Go through the entries and count the lines with the string "Injection" in them. Give only that number.

(Stored items from a collection)
^^^^^^^^^^^^^^^^

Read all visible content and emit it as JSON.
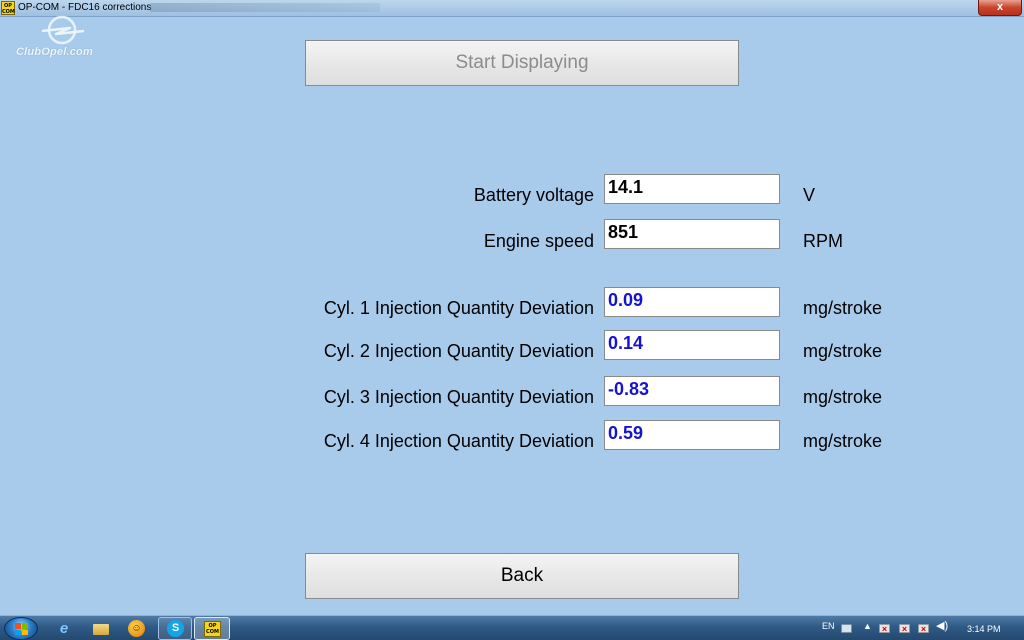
{
  "window": {
    "title": "OP-COM - FDC16 corrections",
    "app_icon_text": "OP COM",
    "close_glyph": "x"
  },
  "watermark": {
    "text": "ClubOpel.com"
  },
  "buttons": {
    "start_label": "Start Displaying",
    "back_label": "Back"
  },
  "readings": [
    {
      "label": "Battery voltage",
      "value": "14.1",
      "unit": "V"
    },
    {
      "label": "Engine speed",
      "value": "851",
      "unit": "RPM"
    },
    {
      "label": "Cyl. 1 Injection Quantity Deviation",
      "value": "0.09",
      "unit": "mg/stroke"
    },
    {
      "label": "Cyl. 2 Injection Quantity Deviation",
      "value": "0.14",
      "unit": "mg/stroke"
    },
    {
      "label": "Cyl. 3 Injection Quantity Deviation",
      "value": "-0.83",
      "unit": "mg/stroke"
    },
    {
      "label": "Cyl. 4 Injection Quantity Deviation",
      "value": "0.59",
      "unit": "mg/stroke"
    }
  ],
  "colors": {
    "background": "#a8cbec",
    "deviation_value": "#1414d0",
    "disabled_text": "#8c8c8c"
  },
  "taskbar": {
    "items": [
      {
        "icon": "windows-start-icon"
      },
      {
        "icon": "internet-explorer-icon"
      },
      {
        "icon": "file-explorer-icon"
      },
      {
        "icon": "messenger-smiley-icon"
      },
      {
        "icon": "skype-icon",
        "glyph": "S"
      },
      {
        "icon": "opcom-icon",
        "glyph": "OP COM"
      }
    ],
    "tray": {
      "language": "EN",
      "clock": "3:14 PM",
      "icons": [
        "keyboard-icon",
        "show-hidden-icons-icon",
        "action-center-flag-icon",
        "power-icon",
        "network-icon",
        "volume-icon"
      ]
    }
  }
}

^^^^^^^^^^^^^^^^

> [ANSWER FOR THE TASK]
4